**Available data:**
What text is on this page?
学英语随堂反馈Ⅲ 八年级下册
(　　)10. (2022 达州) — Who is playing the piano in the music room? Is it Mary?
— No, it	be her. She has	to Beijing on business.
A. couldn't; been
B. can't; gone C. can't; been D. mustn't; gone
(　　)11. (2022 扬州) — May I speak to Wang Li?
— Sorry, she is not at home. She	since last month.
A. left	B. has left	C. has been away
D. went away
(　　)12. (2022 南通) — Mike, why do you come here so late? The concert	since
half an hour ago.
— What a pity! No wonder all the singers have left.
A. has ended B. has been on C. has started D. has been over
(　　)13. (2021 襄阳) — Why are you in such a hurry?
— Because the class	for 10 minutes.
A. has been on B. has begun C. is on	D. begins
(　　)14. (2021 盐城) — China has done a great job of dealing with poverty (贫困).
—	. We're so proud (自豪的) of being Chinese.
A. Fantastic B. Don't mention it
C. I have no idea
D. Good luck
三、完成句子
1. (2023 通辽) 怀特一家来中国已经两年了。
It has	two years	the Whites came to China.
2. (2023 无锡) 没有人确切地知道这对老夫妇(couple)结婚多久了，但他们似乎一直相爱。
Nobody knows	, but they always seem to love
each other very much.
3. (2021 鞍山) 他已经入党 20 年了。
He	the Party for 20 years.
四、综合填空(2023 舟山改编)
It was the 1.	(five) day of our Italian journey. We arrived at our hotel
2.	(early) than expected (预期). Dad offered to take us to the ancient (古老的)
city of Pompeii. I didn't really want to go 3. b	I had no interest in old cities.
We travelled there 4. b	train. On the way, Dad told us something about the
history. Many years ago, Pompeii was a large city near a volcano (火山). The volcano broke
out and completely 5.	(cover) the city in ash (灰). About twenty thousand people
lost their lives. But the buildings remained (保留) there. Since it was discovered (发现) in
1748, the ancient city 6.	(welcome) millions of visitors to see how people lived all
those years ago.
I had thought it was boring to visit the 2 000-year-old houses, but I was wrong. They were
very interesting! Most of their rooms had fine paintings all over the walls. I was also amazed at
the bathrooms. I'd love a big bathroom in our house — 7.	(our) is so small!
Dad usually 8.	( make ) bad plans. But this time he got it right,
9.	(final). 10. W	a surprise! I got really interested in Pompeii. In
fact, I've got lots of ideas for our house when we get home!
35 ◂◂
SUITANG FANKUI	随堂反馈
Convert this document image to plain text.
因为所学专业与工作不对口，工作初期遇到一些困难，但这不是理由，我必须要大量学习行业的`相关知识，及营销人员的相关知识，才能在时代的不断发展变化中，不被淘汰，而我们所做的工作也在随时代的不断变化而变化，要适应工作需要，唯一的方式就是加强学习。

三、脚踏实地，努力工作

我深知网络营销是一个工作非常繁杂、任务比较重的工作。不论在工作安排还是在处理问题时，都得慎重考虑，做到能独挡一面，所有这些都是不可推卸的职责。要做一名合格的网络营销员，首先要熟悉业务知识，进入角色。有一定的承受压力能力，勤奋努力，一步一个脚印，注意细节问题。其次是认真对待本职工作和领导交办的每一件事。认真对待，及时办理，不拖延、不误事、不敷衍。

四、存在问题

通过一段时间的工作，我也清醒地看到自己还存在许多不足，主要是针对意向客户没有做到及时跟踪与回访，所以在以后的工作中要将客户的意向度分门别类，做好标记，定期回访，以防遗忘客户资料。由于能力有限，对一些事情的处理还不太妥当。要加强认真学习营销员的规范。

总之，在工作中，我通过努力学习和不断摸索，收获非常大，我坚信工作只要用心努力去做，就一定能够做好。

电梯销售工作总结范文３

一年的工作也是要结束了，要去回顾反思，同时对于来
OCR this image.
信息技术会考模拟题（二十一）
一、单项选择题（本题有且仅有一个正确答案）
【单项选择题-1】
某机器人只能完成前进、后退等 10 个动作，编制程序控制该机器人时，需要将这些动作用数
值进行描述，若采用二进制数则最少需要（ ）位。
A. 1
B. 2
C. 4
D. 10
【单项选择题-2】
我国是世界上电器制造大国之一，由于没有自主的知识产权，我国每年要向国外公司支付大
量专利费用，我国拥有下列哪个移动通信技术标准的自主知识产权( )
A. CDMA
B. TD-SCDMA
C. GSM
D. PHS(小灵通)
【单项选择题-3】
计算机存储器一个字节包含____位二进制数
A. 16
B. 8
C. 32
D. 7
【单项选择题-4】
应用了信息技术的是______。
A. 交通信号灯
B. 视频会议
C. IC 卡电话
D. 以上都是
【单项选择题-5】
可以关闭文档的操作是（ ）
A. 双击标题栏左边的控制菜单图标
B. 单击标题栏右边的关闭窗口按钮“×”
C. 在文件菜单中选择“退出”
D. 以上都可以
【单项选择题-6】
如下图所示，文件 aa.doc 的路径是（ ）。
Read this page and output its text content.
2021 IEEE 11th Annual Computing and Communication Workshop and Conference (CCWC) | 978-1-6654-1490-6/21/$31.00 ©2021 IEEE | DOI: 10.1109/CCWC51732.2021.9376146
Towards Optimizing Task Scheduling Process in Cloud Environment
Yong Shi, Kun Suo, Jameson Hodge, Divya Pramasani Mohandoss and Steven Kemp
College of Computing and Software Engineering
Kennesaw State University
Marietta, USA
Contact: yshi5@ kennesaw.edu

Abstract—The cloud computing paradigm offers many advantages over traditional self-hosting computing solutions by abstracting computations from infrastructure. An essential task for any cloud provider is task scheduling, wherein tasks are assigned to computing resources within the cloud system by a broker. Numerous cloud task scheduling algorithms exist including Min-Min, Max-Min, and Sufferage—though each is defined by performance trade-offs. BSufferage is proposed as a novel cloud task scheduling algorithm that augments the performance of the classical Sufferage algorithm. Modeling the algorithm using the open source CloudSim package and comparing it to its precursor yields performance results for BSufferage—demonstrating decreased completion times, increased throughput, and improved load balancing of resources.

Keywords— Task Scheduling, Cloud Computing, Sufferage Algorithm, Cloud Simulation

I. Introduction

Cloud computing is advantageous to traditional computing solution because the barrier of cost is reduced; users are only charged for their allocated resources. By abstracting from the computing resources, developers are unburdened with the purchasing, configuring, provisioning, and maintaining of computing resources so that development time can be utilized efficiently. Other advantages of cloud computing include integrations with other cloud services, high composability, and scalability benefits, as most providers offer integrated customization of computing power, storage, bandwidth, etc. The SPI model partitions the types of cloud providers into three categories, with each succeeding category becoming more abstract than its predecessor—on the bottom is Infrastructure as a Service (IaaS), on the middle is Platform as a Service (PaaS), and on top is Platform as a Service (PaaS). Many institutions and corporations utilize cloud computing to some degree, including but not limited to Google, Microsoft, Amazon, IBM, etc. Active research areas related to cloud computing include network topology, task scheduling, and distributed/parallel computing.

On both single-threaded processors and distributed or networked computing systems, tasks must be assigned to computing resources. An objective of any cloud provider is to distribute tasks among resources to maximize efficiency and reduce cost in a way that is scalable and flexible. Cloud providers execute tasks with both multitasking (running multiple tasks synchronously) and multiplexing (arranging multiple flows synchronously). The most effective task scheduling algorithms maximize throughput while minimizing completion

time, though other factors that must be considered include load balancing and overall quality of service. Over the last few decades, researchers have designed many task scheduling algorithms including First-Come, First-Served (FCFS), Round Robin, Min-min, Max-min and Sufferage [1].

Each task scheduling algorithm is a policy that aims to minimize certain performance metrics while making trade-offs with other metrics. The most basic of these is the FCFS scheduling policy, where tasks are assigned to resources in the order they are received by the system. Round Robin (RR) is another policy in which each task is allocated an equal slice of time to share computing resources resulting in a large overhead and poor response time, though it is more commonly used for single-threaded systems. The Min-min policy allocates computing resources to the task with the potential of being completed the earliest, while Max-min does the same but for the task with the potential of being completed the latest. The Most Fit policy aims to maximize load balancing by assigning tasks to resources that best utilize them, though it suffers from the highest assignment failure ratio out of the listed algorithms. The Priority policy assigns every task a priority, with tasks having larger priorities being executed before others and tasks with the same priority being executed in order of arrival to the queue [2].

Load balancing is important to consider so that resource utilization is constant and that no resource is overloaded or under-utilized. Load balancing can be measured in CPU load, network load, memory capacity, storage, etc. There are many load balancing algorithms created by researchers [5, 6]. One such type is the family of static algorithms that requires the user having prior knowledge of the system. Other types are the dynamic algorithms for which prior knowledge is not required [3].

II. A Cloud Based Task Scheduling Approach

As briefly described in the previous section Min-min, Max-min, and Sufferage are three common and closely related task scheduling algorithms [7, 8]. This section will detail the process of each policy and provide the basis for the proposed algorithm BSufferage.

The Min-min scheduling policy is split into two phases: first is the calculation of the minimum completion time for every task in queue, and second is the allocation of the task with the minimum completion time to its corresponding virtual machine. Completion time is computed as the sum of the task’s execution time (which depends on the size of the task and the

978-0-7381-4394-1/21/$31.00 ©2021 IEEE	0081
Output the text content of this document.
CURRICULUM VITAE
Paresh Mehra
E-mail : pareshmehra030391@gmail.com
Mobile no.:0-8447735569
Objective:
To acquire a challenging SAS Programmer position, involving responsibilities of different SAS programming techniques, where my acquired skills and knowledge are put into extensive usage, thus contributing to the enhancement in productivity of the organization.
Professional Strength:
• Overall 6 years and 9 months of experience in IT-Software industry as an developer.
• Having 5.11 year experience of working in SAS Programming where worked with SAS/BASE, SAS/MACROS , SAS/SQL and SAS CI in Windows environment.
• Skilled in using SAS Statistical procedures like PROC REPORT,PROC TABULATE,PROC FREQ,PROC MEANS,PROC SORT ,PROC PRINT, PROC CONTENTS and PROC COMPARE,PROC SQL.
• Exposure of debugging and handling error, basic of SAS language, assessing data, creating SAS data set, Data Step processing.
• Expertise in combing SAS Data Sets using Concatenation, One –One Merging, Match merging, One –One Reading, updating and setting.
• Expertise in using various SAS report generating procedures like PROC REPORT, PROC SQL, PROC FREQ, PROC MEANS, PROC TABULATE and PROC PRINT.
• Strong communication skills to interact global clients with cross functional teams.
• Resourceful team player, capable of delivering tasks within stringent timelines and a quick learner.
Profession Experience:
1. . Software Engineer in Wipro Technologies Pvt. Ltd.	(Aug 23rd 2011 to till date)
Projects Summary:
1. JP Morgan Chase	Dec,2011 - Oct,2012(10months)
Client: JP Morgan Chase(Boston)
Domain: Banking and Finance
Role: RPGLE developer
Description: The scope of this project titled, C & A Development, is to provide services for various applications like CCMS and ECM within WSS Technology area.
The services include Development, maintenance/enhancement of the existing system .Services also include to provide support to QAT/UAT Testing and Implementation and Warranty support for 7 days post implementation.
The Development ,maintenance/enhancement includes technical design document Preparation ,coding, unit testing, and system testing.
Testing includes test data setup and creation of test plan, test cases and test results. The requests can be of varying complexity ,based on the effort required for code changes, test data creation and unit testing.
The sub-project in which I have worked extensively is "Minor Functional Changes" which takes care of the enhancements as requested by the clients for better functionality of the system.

**Task to complete:**
Using the material above, gather every line that includes "than".

**Solved problem:**
2.	(early) than expected (预期). Dad offered to take us to the ancient (古老的)
Cloud computing is advantageous to traditional computing solution because the barrier of cost is reduced; users are only charged for their allocated resources. By abstracting from the computing resources, developers are unburdened with the purchasing, configuring, provisioning, and maintaining of computing resources so that development time can be utilized efficiently. Other advantages of cloud computing include integrations with other cloud services, high composability, and scalability benefits, as most providers offer integrated customization of computing power, storage, bandwidth, etc. The SPI model partitions the types of cloud providers into three categories, with each succeeding category becoming more abstract than its predecessor—on the bottom is Infrastructure as a Service (IaaS), on the middle is Platform as a Service (PaaS), and on top is Platform as a Service (PaaS). Many institutions and corporations utilize cloud computing to some degree, including but not limited to Google, Microsoft, Amazon, IBM, etc. Active research areas related to cloud computing include network topology, task scheduling, and distributed/parallel computing.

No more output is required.